§ **Records contained in a dataset**
◇ ◇ ◇ ◇ ◇
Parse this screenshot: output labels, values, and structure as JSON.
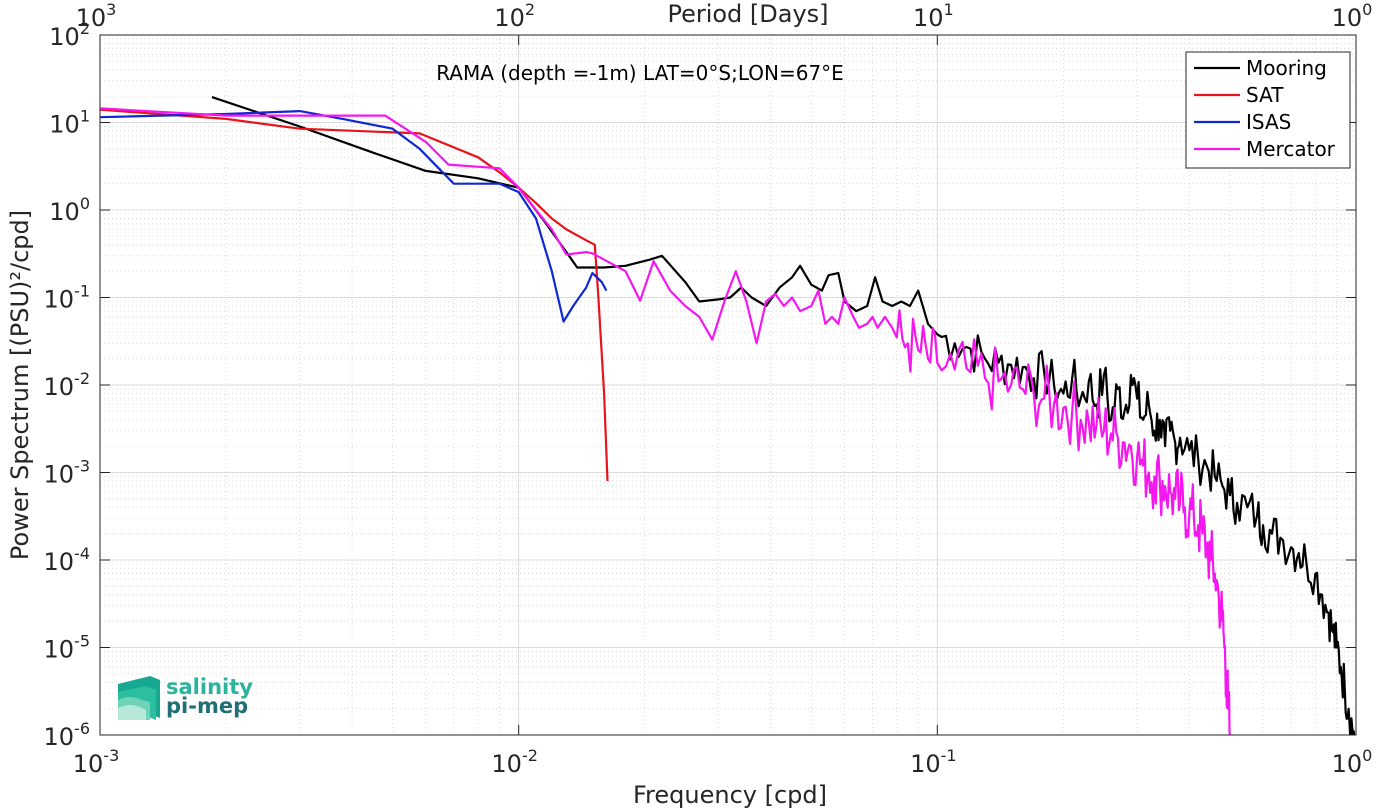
{
  "logo": {
    "line1": "salinity",
    "line2": "pi-mep",
    "color1": "#2bb39c",
    "color2": "#1f6f74"
  },
  "chart_data": {
    "type": "line",
    "title": "RAMA (depth =-1m) LAT=0°S;LON=67°E",
    "xlabel": "Frequency [cpd]",
    "ylabel": "Power Spectrum [(PSU)²/cpd]",
    "top_xlabel": "Period [Days]",
    "x_scale": "log",
    "y_scale": "log",
    "xlim": [
      0.001,
      1
    ],
    "ylim": [
      1e-06,
      100
    ],
    "x_ticks": [
      {
        "value": 0.001,
        "base": "10",
        "exp": "-3"
      },
      {
        "value": 0.01,
        "base": "10",
        "exp": "-2"
      },
      {
        "value": 0.1,
        "base": "10",
        "exp": "-1"
      },
      {
        "value": 1,
        "base": "10",
        "exp": "0"
      }
    ],
    "top_ticks": [
      {
        "value": 0.001,
        "base": "10",
        "exp": "3"
      },
      {
        "value": 0.01,
        "base": "10",
        "exp": "2"
      },
      {
        "value": 0.1,
        "base": "10",
        "exp": "1"
      },
      {
        "value": 1,
        "base": "10",
        "exp": "0"
      }
    ],
    "y_ticks": [
      {
        "value": 100,
        "base": "10",
        "exp": "2"
      },
      {
        "value": 10,
        "base": "10",
        "exp": "1"
      },
      {
        "value": 1,
        "base": "10",
        "exp": "0"
      },
      {
        "value": 0.1,
        "base": "10",
        "exp": "-1"
      },
      {
        "value": 0.01,
        "base": "10",
        "exp": "-2"
      },
      {
        "value": 0.001,
        "base": "10",
        "exp": "-3"
      },
      {
        "value": 0.0001,
        "base": "10",
        "exp": "-4"
      },
      {
        "value": 1e-05,
        "base": "10",
        "exp": "-5"
      },
      {
        "value": 1e-06,
        "base": "10",
        "exp": "-6"
      }
    ],
    "grid": true,
    "legend_position": "top-right",
    "series": [
      {
        "name": "Mooring",
        "color": "#000000",
        "points": [
          [
            0.00185,
            19.5
          ],
          [
            0.003,
            9.0
          ],
          [
            0.0045,
            4.5
          ],
          [
            0.006,
            2.8
          ],
          [
            0.008,
            2.3
          ],
          [
            0.01,
            1.8
          ],
          [
            0.0115,
            0.75
          ],
          [
            0.013,
            0.33
          ],
          [
            0.0138,
            0.22
          ],
          [
            0.016,
            0.22
          ],
          [
            0.018,
            0.23
          ],
          [
            0.0205,
            0.27
          ],
          [
            0.022,
            0.3
          ],
          [
            0.025,
            0.15
          ],
          [
            0.027,
            0.09
          ],
          [
            0.03,
            0.095
          ],
          [
            0.032,
            0.1
          ],
          [
            0.034,
            0.13
          ],
          [
            0.036,
            0.1
          ],
          [
            0.039,
            0.08
          ],
          [
            0.042,
            0.13
          ],
          [
            0.045,
            0.17
          ],
          [
            0.047,
            0.23
          ],
          [
            0.05,
            0.14
          ],
          [
            0.053,
            0.12
          ],
          [
            0.055,
            0.18
          ],
          [
            0.058,
            0.19
          ],
          [
            0.06,
            0.09
          ],
          [
            0.064,
            0.07
          ],
          [
            0.068,
            0.08
          ],
          [
            0.071,
            0.17
          ],
          [
            0.074,
            0.09
          ],
          [
            0.078,
            0.08
          ],
          [
            0.082,
            0.09
          ],
          [
            0.086,
            0.08
          ],
          [
            0.09,
            0.12
          ],
          [
            0.095,
            0.05
          ],
          [
            0.1,
            0.038
          ],
          [
            0.11,
            0.03
          ],
          [
            0.12,
            0.026
          ],
          [
            0.13,
            0.02
          ],
          [
            0.14,
            0.018
          ],
          [
            0.15,
            0.017
          ],
          [
            0.16,
            0.016
          ],
          [
            0.17,
            0.012
          ],
          [
            0.18,
            0.014
          ],
          [
            0.19,
            0.01
          ],
          [
            0.2,
            0.008
          ],
          [
            0.21,
            0.012
          ],
          [
            0.22,
            0.007
          ],
          [
            0.23,
            0.011
          ],
          [
            0.24,
            0.006
          ],
          [
            0.25,
            0.013
          ],
          [
            0.26,
            0.004
          ],
          [
            0.27,
            0.009
          ],
          [
            0.28,
            0.005
          ],
          [
            0.29,
            0.013
          ],
          [
            0.3,
            0.007
          ],
          [
            0.31,
            0.004
          ],
          [
            0.32,
            0.006
          ],
          [
            0.33,
            0.003
          ],
          [
            0.34,
            0.004
          ],
          [
            0.35,
            0.002
          ],
          [
            0.36,
            0.003
          ],
          [
            0.37,
            0.0022
          ],
          [
            0.38,
            0.0025
          ],
          [
            0.4,
            0.0018
          ],
          [
            0.42,
            0.0014
          ],
          [
            0.44,
            0.0012
          ],
          [
            0.46,
            0.0009
          ],
          [
            0.48,
            0.0007
          ],
          [
            0.5,
            0.00055
          ],
          [
            0.52,
            0.00045
          ],
          [
            0.55,
            0.0004
          ],
          [
            0.58,
            0.00032
          ],
          [
            0.6,
            0.00025
          ],
          [
            0.63,
            0.0002
          ],
          [
            0.66,
            0.00018
          ],
          [
            0.7,
            0.00014
          ],
          [
            0.73,
            0.00012
          ],
          [
            0.76,
            0.0001
          ],
          [
            0.8,
            7e-05
          ],
          [
            0.83,
            4e-05
          ],
          [
            0.86,
            2.5e-05
          ],
          [
            0.88,
            1.5e-05
          ],
          [
            0.9,
            1e-05
          ],
          [
            0.92,
            6e-06
          ],
          [
            0.94,
            3.5e-06
          ],
          [
            0.96,
            2e-06
          ],
          [
            0.98,
            1.2e-06
          ],
          [
            0.99,
            1e-06
          ]
        ],
        "noise": 0.55,
        "noise_from": 0.1
      },
      {
        "name": "SAT",
        "color": "#e8141b",
        "points": [
          [
            0.001,
            14.0
          ],
          [
            0.002,
            11.0
          ],
          [
            0.003,
            8.5
          ],
          [
            0.0058,
            7.5
          ],
          [
            0.008,
            4.0
          ],
          [
            0.009,
            2.7
          ],
          [
            0.01,
            1.8
          ],
          [
            0.011,
            1.2
          ],
          [
            0.012,
            0.8
          ],
          [
            0.013,
            0.6
          ],
          [
            0.0145,
            0.45
          ],
          [
            0.0152,
            0.4
          ],
          [
            0.0155,
            0.1
          ],
          [
            0.016,
            0.008
          ],
          [
            0.0163,
            0.0008
          ]
        ]
      },
      {
        "name": "ISAS",
        "color": "#1028d4",
        "points": [
          [
            0.001,
            11.5
          ],
          [
            0.002,
            12.5
          ],
          [
            0.003,
            13.5
          ],
          [
            0.0038,
            11.0
          ],
          [
            0.005,
            8.5
          ],
          [
            0.0058,
            5.0
          ],
          [
            0.007,
            2.0
          ],
          [
            0.008,
            2.0
          ],
          [
            0.009,
            2.0
          ],
          [
            0.01,
            1.6
          ],
          [
            0.011,
            0.8
          ],
          [
            0.012,
            0.2
          ],
          [
            0.0128,
            0.053
          ],
          [
            0.0135,
            0.08
          ],
          [
            0.0145,
            0.13
          ],
          [
            0.015,
            0.19
          ],
          [
            0.0158,
            0.15
          ],
          [
            0.0162,
            0.12
          ]
        ]
      },
      {
        "name": "Mercator",
        "color": "#f417f0",
        "points": [
          [
            0.001,
            14.5
          ],
          [
            0.002,
            12.0
          ],
          [
            0.003,
            12.0
          ],
          [
            0.0048,
            12.0
          ],
          [
            0.006,
            6.0
          ],
          [
            0.0068,
            3.3
          ],
          [
            0.009,
            3.0
          ],
          [
            0.01,
            1.8
          ],
          [
            0.011,
            1.0
          ],
          [
            0.012,
            0.6
          ],
          [
            0.013,
            0.31
          ],
          [
            0.0145,
            0.33
          ],
          [
            0.015,
            0.32
          ],
          [
            0.0165,
            0.25
          ],
          [
            0.018,
            0.2
          ],
          [
            0.0195,
            0.092
          ],
          [
            0.021,
            0.26
          ],
          [
            0.023,
            0.12
          ],
          [
            0.025,
            0.08
          ],
          [
            0.027,
            0.06
          ],
          [
            0.029,
            0.033
          ],
          [
            0.031,
            0.09
          ],
          [
            0.033,
            0.2
          ],
          [
            0.035,
            0.09
          ],
          [
            0.037,
            0.03
          ],
          [
            0.039,
            0.09
          ],
          [
            0.041,
            0.11
          ],
          [
            0.043,
            0.08
          ],
          [
            0.045,
            0.1
          ],
          [
            0.047,
            0.07
          ],
          [
            0.05,
            0.08
          ],
          [
            0.052,
            0.12
          ],
          [
            0.054,
            0.05
          ],
          [
            0.056,
            0.06
          ],
          [
            0.058,
            0.05
          ],
          [
            0.06,
            0.1
          ],
          [
            0.063,
            0.06
          ],
          [
            0.065,
            0.045
          ],
          [
            0.068,
            0.05
          ],
          [
            0.07,
            0.06
          ],
          [
            0.072,
            0.045
          ],
          [
            0.075,
            0.06
          ],
          [
            0.078,
            0.045
          ],
          [
            0.08,
            0.035
          ],
          [
            0.085,
            0.03
          ],
          [
            0.09,
            0.025
          ],
          [
            0.095,
            0.02
          ],
          [
            0.1,
            0.018
          ],
          [
            0.11,
            0.015
          ],
          [
            0.12,
            0.014
          ],
          [
            0.13,
            0.012
          ],
          [
            0.14,
            0.011
          ],
          [
            0.15,
            0.01
          ],
          [
            0.16,
            0.009
          ],
          [
            0.17,
            0.008
          ],
          [
            0.18,
            0.007
          ],
          [
            0.19,
            0.006
          ],
          [
            0.2,
            0.0055
          ],
          [
            0.21,
            0.005
          ],
          [
            0.22,
            0.004
          ],
          [
            0.23,
            0.0038
          ],
          [
            0.24,
            0.0035
          ],
          [
            0.25,
            0.003
          ],
          [
            0.26,
            0.0028
          ],
          [
            0.27,
            0.0025
          ],
          [
            0.28,
            0.0022
          ],
          [
            0.29,
            0.002
          ],
          [
            0.3,
            0.0015
          ],
          [
            0.31,
            0.0012
          ],
          [
            0.32,
            0.001
          ],
          [
            0.33,
            0.0009
          ],
          [
            0.34,
            0.0008
          ],
          [
            0.35,
            0.0007
          ],
          [
            0.36,
            0.0006
          ],
          [
            0.37,
            0.0005
          ],
          [
            0.38,
            0.00045
          ],
          [
            0.39,
            0.0004
          ],
          [
            0.4,
            0.00035
          ],
          [
            0.41,
            0.0003
          ],
          [
            0.42,
            0.00025
          ],
          [
            0.43,
            0.0002
          ],
          [
            0.44,
            0.00015
          ],
          [
            0.45,
            0.0001
          ],
          [
            0.46,
            7e-05
          ],
          [
            0.47,
            4e-05
          ],
          [
            0.48,
            2e-05
          ],
          [
            0.485,
            1e-05
          ],
          [
            0.49,
            5e-06
          ],
          [
            0.495,
            2e-06
          ],
          [
            0.5,
            1e-06
          ]
        ],
        "noise": 0.8,
        "noise_from": 0.08
      }
    ]
  }
}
◇ ◇ ◇ ◇ ◇
Select, from the listing, all lines that include the word "name".

        "name": "Mooring",
        "name": "SAT",
        "name": "ISAS",
        "name": "Mercator",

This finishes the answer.